**Goal**
Search the records for "text". Copy every line where it appears.

**Extracted material**
=====

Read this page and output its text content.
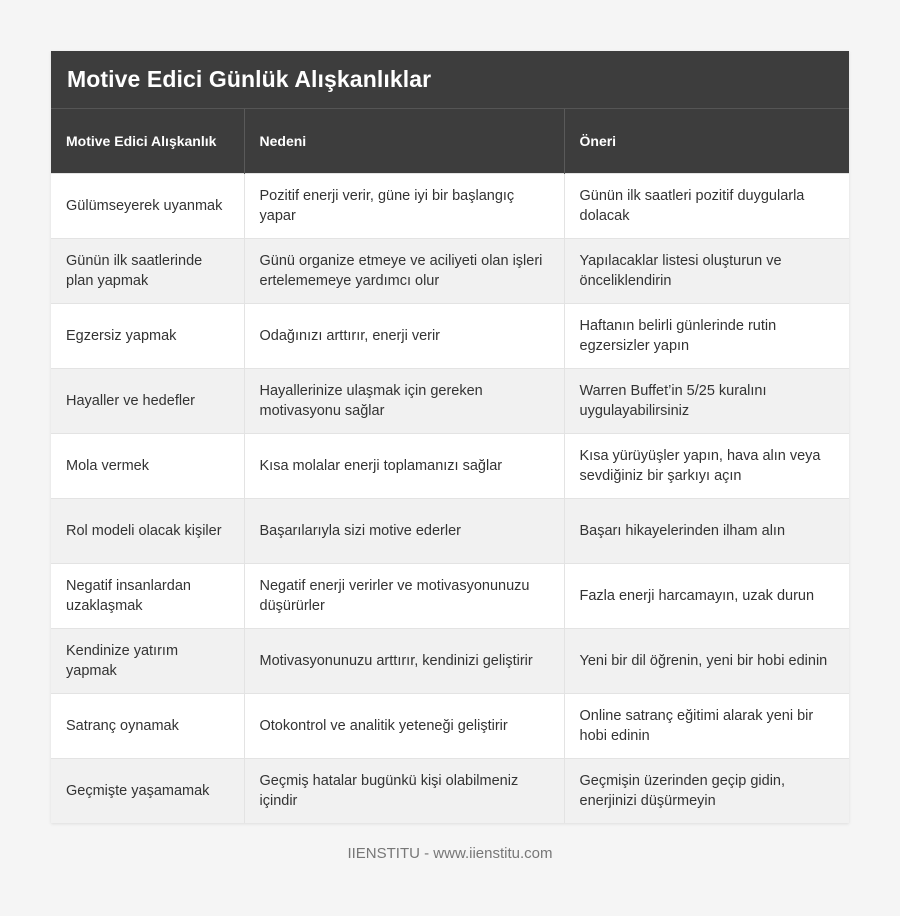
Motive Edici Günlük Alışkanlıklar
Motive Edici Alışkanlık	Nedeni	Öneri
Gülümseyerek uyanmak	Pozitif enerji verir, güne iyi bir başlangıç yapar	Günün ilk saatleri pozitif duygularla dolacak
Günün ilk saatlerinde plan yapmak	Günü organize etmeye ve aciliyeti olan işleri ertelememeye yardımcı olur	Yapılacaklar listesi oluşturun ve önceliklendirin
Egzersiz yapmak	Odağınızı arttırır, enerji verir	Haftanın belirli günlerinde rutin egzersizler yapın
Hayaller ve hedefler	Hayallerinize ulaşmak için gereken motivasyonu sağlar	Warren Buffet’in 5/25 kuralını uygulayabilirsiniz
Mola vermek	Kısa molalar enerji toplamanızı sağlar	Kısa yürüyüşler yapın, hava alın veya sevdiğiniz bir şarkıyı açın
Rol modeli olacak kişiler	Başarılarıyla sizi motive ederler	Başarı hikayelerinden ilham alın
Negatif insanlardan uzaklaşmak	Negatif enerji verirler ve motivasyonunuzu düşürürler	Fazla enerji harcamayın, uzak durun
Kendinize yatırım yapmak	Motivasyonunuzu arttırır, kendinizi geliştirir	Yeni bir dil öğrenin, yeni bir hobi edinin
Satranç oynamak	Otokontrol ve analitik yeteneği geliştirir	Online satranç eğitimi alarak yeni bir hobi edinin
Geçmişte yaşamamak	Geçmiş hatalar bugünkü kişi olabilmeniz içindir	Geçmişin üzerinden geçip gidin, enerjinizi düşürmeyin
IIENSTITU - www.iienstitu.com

=====

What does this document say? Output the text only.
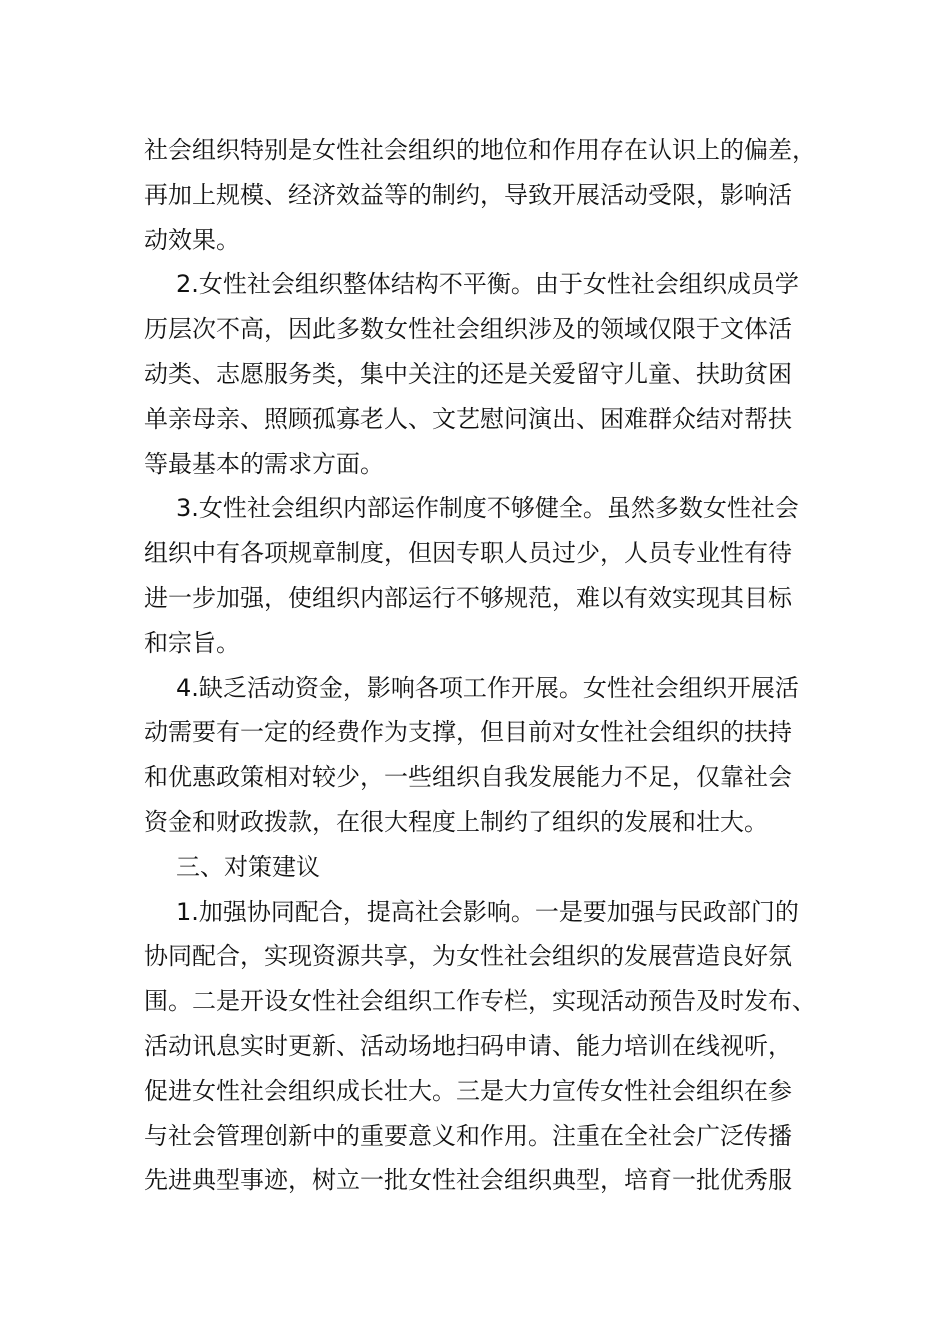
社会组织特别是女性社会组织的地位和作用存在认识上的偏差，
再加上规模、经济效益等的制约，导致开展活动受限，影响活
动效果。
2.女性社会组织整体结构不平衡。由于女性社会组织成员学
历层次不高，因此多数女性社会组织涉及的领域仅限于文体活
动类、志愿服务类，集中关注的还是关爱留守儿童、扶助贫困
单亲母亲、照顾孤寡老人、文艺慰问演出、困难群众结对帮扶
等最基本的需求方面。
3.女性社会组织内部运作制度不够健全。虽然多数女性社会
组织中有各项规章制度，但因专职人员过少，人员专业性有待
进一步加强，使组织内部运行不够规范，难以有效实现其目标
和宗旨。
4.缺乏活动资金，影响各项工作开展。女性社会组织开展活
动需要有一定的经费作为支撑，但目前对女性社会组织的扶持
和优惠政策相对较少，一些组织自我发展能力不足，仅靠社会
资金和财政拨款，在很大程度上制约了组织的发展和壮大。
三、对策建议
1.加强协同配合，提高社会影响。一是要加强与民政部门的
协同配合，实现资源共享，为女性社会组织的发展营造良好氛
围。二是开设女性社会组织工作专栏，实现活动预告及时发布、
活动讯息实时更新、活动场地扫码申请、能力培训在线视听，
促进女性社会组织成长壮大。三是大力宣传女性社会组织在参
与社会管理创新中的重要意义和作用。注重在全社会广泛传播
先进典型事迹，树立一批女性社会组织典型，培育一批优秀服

=====

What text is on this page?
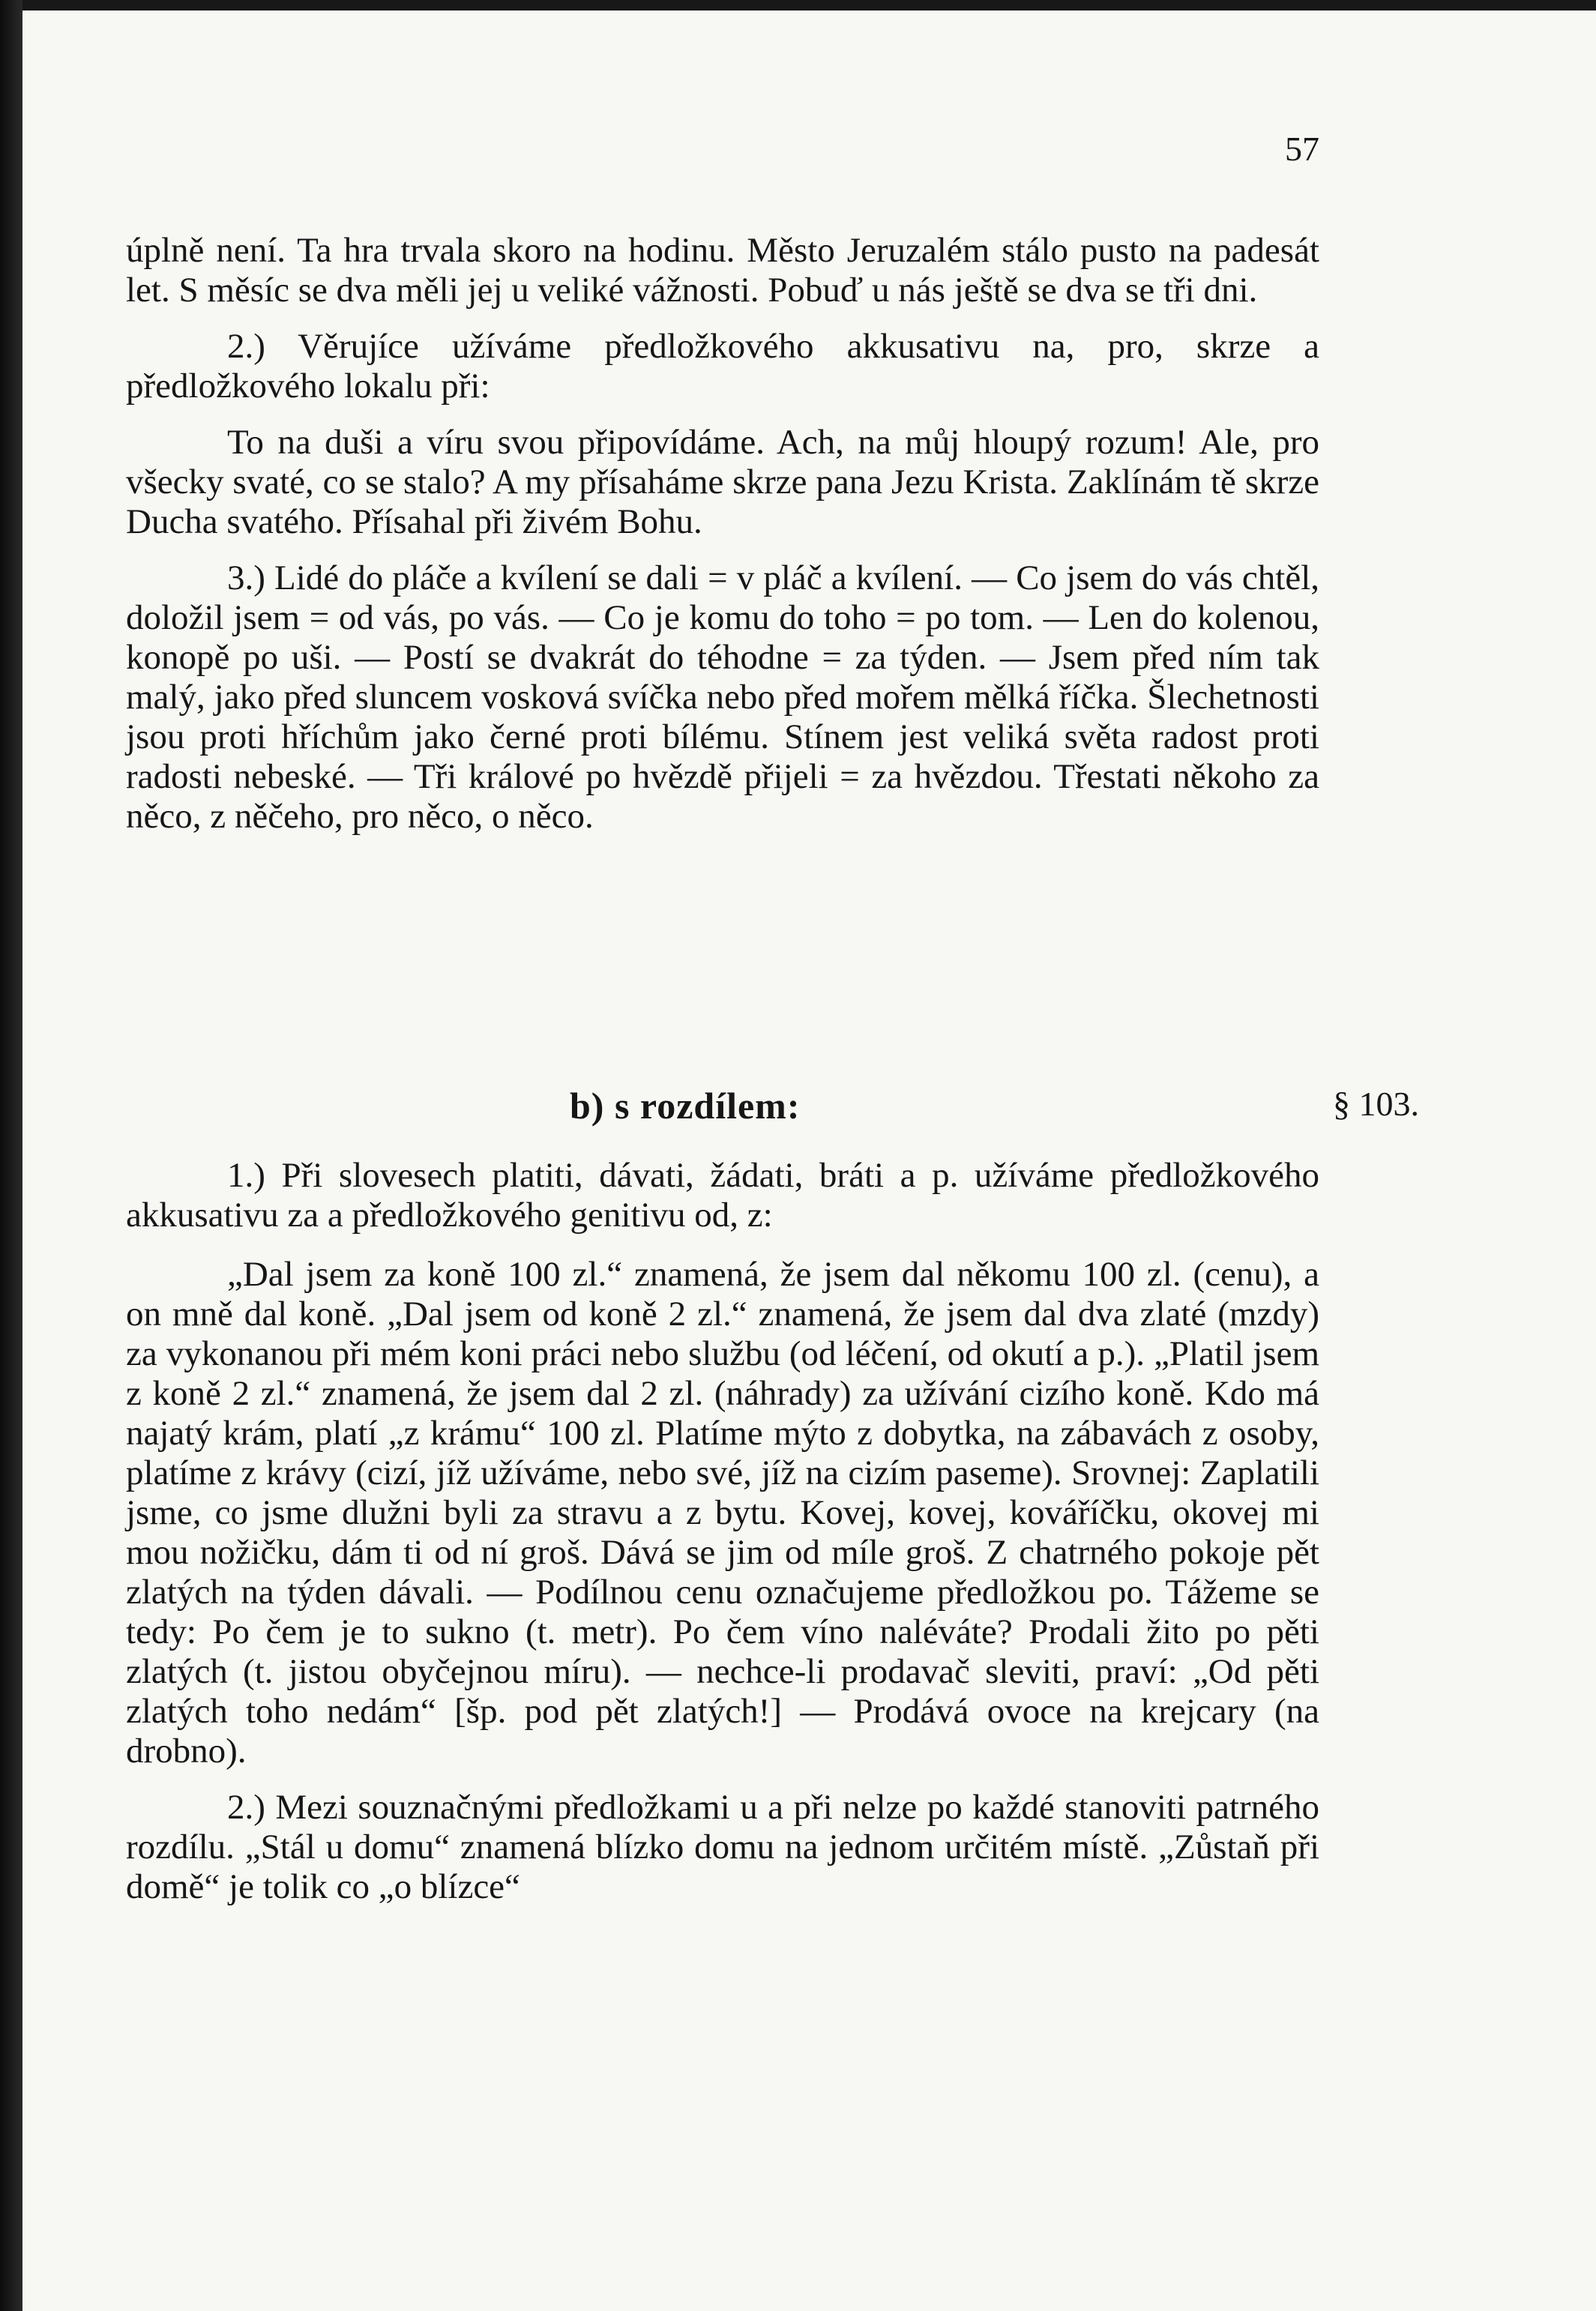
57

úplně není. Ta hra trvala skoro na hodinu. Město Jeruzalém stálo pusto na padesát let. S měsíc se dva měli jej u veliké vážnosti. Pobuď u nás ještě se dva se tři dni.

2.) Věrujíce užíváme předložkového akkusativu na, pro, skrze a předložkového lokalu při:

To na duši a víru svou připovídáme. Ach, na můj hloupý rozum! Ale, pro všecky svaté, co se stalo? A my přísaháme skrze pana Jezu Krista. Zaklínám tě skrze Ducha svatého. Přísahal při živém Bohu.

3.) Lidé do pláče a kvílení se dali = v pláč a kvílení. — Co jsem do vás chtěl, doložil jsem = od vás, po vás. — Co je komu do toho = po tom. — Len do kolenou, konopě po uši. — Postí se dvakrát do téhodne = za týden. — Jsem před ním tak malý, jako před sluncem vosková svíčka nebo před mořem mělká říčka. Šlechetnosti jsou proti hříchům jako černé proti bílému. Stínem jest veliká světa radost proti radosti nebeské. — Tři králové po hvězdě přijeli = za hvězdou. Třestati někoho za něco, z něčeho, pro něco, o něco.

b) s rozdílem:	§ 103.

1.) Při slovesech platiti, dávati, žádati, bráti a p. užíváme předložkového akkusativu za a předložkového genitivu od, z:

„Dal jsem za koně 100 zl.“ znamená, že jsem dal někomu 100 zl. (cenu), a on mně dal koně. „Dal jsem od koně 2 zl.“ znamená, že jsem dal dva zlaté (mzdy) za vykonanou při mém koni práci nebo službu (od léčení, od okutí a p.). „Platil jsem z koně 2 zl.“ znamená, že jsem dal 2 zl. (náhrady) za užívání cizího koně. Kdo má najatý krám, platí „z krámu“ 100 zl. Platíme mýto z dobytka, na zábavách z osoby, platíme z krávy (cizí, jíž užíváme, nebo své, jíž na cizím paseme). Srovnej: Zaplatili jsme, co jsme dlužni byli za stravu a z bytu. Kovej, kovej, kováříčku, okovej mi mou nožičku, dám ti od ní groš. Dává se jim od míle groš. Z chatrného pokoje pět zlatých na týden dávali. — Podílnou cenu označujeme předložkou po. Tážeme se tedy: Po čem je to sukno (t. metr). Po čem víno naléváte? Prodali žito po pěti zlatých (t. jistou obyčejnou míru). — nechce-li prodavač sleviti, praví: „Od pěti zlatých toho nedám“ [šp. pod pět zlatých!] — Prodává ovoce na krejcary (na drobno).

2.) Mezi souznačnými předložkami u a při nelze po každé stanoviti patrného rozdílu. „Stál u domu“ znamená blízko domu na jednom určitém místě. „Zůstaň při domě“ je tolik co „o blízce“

=====

**Solution**
Read this page and output its text content.
What does this document say? Output the text only.
What text is on this page?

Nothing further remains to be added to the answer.